原文片段 >>
----

3. userspace设置task的uclamp- __setscheduler_uclamp()

__setscheduler_uclamp函数在__sched_setscheduler()函数中被调用。

static void __setscheduler_uclamp(struct task_struct *p,
                  const struct sched_attr *attr) 
{
    enum uclamp_id clamp_id;  

    /* 
     * On scheduling class change, reset to default clamps for tasks
     * without a task-specific value.
     */
    for_each_clamp_id(clamp_id) {                                          (1)
        struct uclamp_se *uc_se = &p->uclamp_req[clamp_id];
        unsigned int clamp_value = uclamp_none(clamp_id);

        /* Keep using defined clamps across class changes */
        if (uc_se->user_defined)       
            continue;

        /* By default, RT tasks always get 100% boost */
        if (unlikely(rt_task(p) && clamp_id == UCLAMP_MIN))
            clamp_value = uclamp_none(UCLAMP_MAX);

        uclamp_se_set(uc_se, clamp_value, false);
    }  

    if (likely(!(attr->sched_flags & SCHED_FLAG_UTIL_CLAMP)))
        return;

    if (attr->sched_flags & SCHED_FLAG_UTIL_CLAMP_MIN) {                    (2)
        uclamp_se_set(&p->uclamp_req[UCLAMP_MIN],
                  attr->sched_util_min, true);   
    }  

    if (attr->sched_flags & SCHED_FLAG_UTIL_CLAMP_MAX) {                    (3)
        uclamp_se_set(&p->uclamp_req[UCLAMP_MAX],
                  attr->sched_util_max, true);   
    }  
}

__setscheduler_uclamp()函数提供了kernelspace和userspace设置task uclamp的方法。

(1) 设置task 默认的request se值,对RT,UCLAMP_MIN和UCLAMP_MAX 设置value=1024最大值,其它task设置UCLAMP_MIN value=0,UCLAMP_MAX value=1024.

(2) 根据attr参数中sched_flags=SCHED_FLAG_UTIL_CLAMP_MIN,设置task的request se的UCLAMP_MIN value值为attr::sched_util_min的值;

(3) 根据attr参数中sched_flags=SCHED_FLAG_UTIL_CLAMP_MAX,设置task的request se的UCLAMP_MAX value值为attr::sched_util_max的值;

4. uclamp_rq_inc_id()

----

执行任务 >>
将 uclamp 设置那段原文从“(1) 设置task 默认的request”到“4. uclamp_rq_inc_id()”的部分重写一遍，并把其中的“默认”替换为“缺省”。

显示信息 >>
----

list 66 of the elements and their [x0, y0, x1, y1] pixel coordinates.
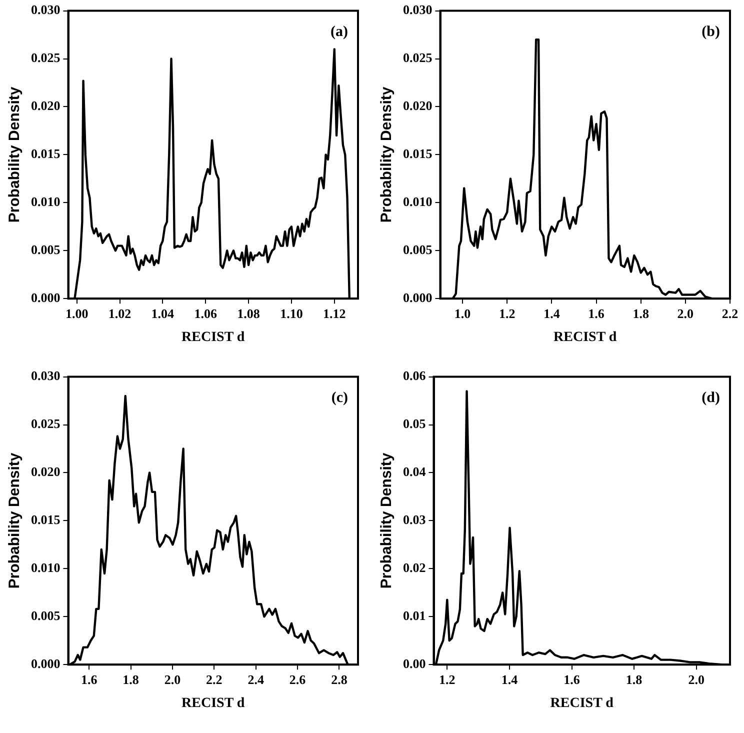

----

结果如下 >>
(1) 设置task 缺省的request se值,对RT,UCLAMP_MIN和UCLAMP_MAX 设置value=1024最大值,其它task设置UCLAMP_MIN value=0,UCLAMP_MAX value=1024.

(2) 根据attr参数中sched_flags=SCHED_FLAG_UTIL_CLAMP_MIN,设置task的request se的UCLAMP_MIN value值为attr::sched_util_min的值;

(3) 根据attr参数中sched_flags=SCHED_FLAG_UTIL_CLAMP_MAX,设置task的request se的UCLAMP_MAX value值为attr::sched_util_max的值;

4. uclamp_rq_inc_id()